Problem details: Every entry should be repeated exactly. Omit the pictures.

Record extracts:
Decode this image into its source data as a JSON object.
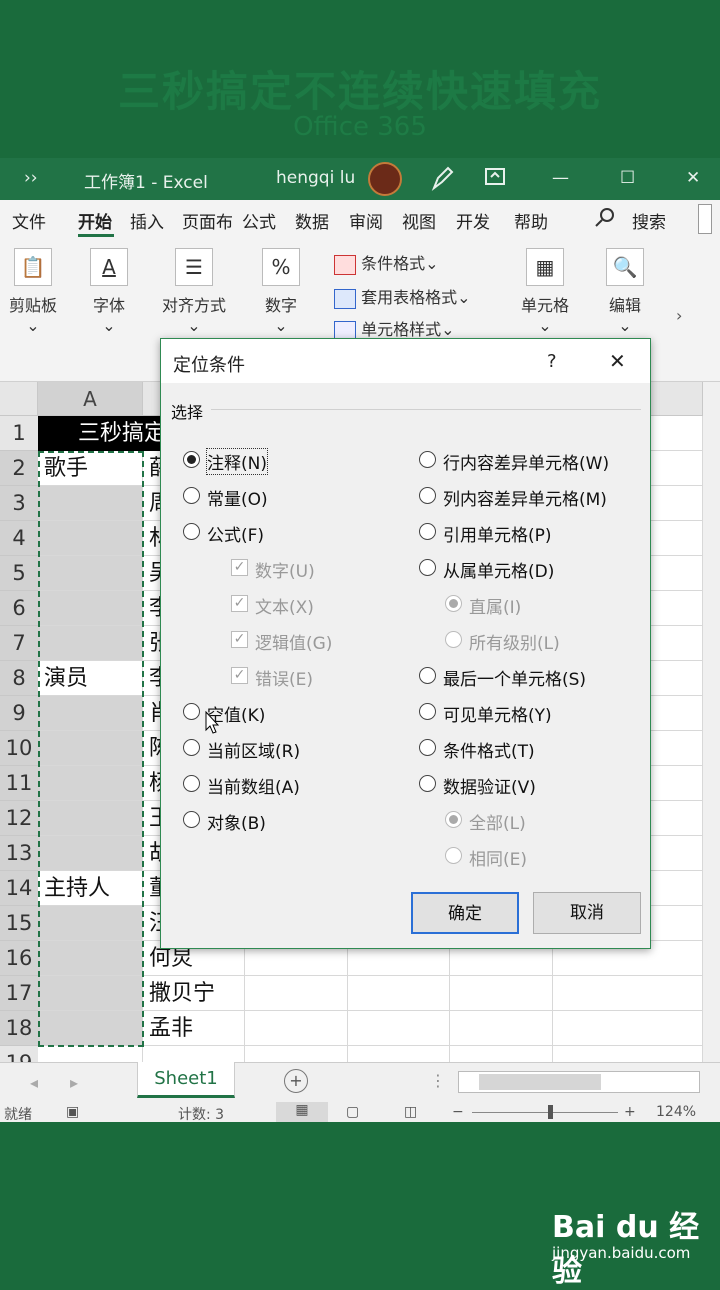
{
  "banner": {
    "title": "三秒搞定不连续快速填充",
    "subtitle": "Office 365"
  },
  "titlebar": {
    "chevron": "››",
    "doc": "工作簿1  -  Excel",
    "user": "hengqi lu",
    "minimize": "—",
    "maximize": "☐",
    "close": "✕"
  },
  "ribbon_tabs": [
    "文件",
    "开始",
    "插入",
    "页面布",
    "公式",
    "数据",
    "审阅",
    "视图",
    "开发",
    "帮助"
  ],
  "search_label": "搜索",
  "ribbon": {
    "clipboard": "剪贴板",
    "font": "字体",
    "align": "对齐方式",
    "number": "数字",
    "cond_format": "条件格式",
    "table_format": "套用表格格式",
    "cell_style": "单元格样式",
    "cells": "单元格",
    "edit": "编辑",
    "caret": "⌄"
  },
  "sheet": {
    "col_a": "A",
    "rows": [
      "1",
      "2",
      "3",
      "4",
      "5",
      "6",
      "7",
      "8",
      "9",
      "10",
      "11",
      "12",
      "13",
      "14",
      "15",
      "16",
      "17",
      "18",
      "19"
    ],
    "r1_title": "三秒搞定",
    "colA": {
      "r2": "歌手",
      "r8": "演员",
      "r14": "主持人"
    },
    "colB": [
      "薛",
      "周",
      "林",
      "吴",
      "李",
      "张",
      "李",
      "肖",
      "陈",
      "杨",
      "王",
      "胡",
      "董",
      "汪",
      "何炅",
      "撒贝宁",
      "孟非"
    ]
  },
  "sheet_tab": "Sheet1",
  "status": {
    "ready": "就绪",
    "count": "计数: 3",
    "zoom": "124%"
  },
  "dialog": {
    "title": "定位条件",
    "help": "?",
    "close": "✕",
    "group": "选择",
    "left": [
      {
        "label": "注释(N)",
        "state": "on"
      },
      {
        "label": "常量(O)",
        "state": "off"
      },
      {
        "label": "公式(F)",
        "state": "off"
      },
      {
        "label": "数字(U)",
        "state": "chk"
      },
      {
        "label": "文本(X)",
        "state": "chk"
      },
      {
        "label": "逻辑值(G)",
        "state": "chk"
      },
      {
        "label": "错误(E)",
        "state": "chk"
      },
      {
        "label": "空值(K)",
        "state": "off"
      },
      {
        "label": "当前区域(R)",
        "state": "off"
      },
      {
        "label": "当前数组(A)",
        "state": "off"
      },
      {
        "label": "对象(B)",
        "state": "off"
      }
    ],
    "right": [
      {
        "label": "行内容差异单元格(W)",
        "state": "off"
      },
      {
        "label": "列内容差异单元格(M)",
        "state": "off"
      },
      {
        "label": "引用单元格(P)",
        "state": "off"
      },
      {
        "label": "从属单元格(D)",
        "state": "off"
      },
      {
        "label": "直属(I)",
        "state": "dison"
      },
      {
        "label": "所有级别(L)",
        "state": "dis"
      },
      {
        "label": "最后一个单元格(S)",
        "state": "off"
      },
      {
        "label": "可见单元格(Y)",
        "state": "off"
      },
      {
        "label": "条件格式(T)",
        "state": "off"
      },
      {
        "label": "数据验证(V)",
        "state": "off"
      },
      {
        "label": "全部(L)",
        "state": "dison"
      },
      {
        "label": "相同(E)",
        "state": "dis"
      }
    ],
    "ok": "确定",
    "cancel": "取消"
  },
  "watermark": {
    "brand": "Bai du 经验",
    "url": "jingyan.baidu.com"
  }
}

Written reply:
Decode this image into its source data as a JSON object.
{
  "banner": {
    "title": "三秒搞定不连续快速填充",
    "subtitle": "Office 365"
  },
  "titlebar": {
    "chevron": "››",
    "doc": "工作簿1  -  Excel",
    "user": "hengqi lu",
    "minimize": "—",
    "maximize": "☐",
    "close": "✕"
  },
  "ribbon_tabs": [
    "文件",
    "开始",
    "插入",
    "页面布",
    "公式",
    "数据",
    "审阅",
    "视图",
    "开发",
    "帮助"
  ],
  "search_label": "搜索",
  "ribbon": {
    "clipboard": "剪贴板",
    "font": "字体",
    "align": "对齐方式",
    "number": "数字",
    "cond_format": "条件格式",
    "table_format": "套用表格格式",
    "cell_style": "单元格样式",
    "cells": "单元格",
    "edit": "编辑",
    "caret": "⌄"
  },
  "sheet": {
    "col_a": "A",
    "rows": [
      "1",
      "2",
      "3",
      "4",
      "5",
      "6",
      "7",
      "8",
      "9",
      "10",
      "11",
      "12",
      "13",
      "14",
      "15",
      "16",
      "17",
      "18",
      "19"
    ],
    "r1_title": "三秒搞定",
    "colA": {
      "r2": "歌手",
      "r8": "演员",
      "r14": "主持人"
    },
    "colB": [
      "薛",
      "周",
      "林",
      "吴",
      "李",
      "张",
      "李",
      "肖",
      "陈",
      "杨",
      "王",
      "胡",
      "董",
      "汪",
      "何炅",
      "撒贝宁",
      "孟非"
    ]
  },
  "sheet_tab": "Sheet1",
  "status": {
    "ready": "就绪",
    "count": "计数: 3",
    "zoom": "124%"
  },
  "dialog": {
    "title": "定位条件",
    "help": "?",
    "close": "✕",
    "group": "选择",
    "left": [
      {
        "label": "注释(N)",
        "state": "on"
      },
      {
        "label": "常量(O)",
        "state": "off"
      },
      {
        "label": "公式(F)",
        "state": "off"
      },
      {
        "label": "数字(U)",
        "state": "chk"
      },
      {
        "label": "文本(X)",
        "state": "chk"
      },
      {
        "label": "逻辑值(G)",
        "state": "chk"
      },
      {
        "label": "错误(E)",
        "state": "chk"
      },
      {
        "label": "空值(K)",
        "state": "off"
      },
      {
        "label": "当前区域(R)",
        "state": "off"
      },
      {
        "label": "当前数组(A)",
        "state": "off"
      },
      {
        "label": "对象(B)",
        "state": "off"
      }
    ],
    "right": [
      {
        "label": "行内容差异单元格(W)",
        "state": "off"
      },
      {
        "label": "列内容差异单元格(M)",
        "state": "off"
      },
      {
        "label": "引用单元格(P)",
        "state": "off"
      },
      {
        "label": "从属单元格(D)",
        "state": "off"
      },
      {
        "label": "直属(I)",
        "state": "dison"
      },
      {
        "label": "所有级别(L)",
        "state": "dis"
      },
      {
        "label": "最后一个单元格(S)",
        "state": "off"
      },
      {
        "label": "可见单元格(Y)",
        "state": "off"
      },
      {
        "label": "条件格式(T)",
        "state": "off"
      },
      {
        "label": "数据验证(V)",
        "state": "off"
      },
      {
        "label": "全部(L)",
        "state": "dison"
      },
      {
        "label": "相同(E)",
        "state": "dis"
      }
    ],
    "ok": "确定",
    "cancel": "取消"
  },
  "watermark": {
    "brand": "Bai du 经验",
    "url": "jingyan.baidu.com"
  }
}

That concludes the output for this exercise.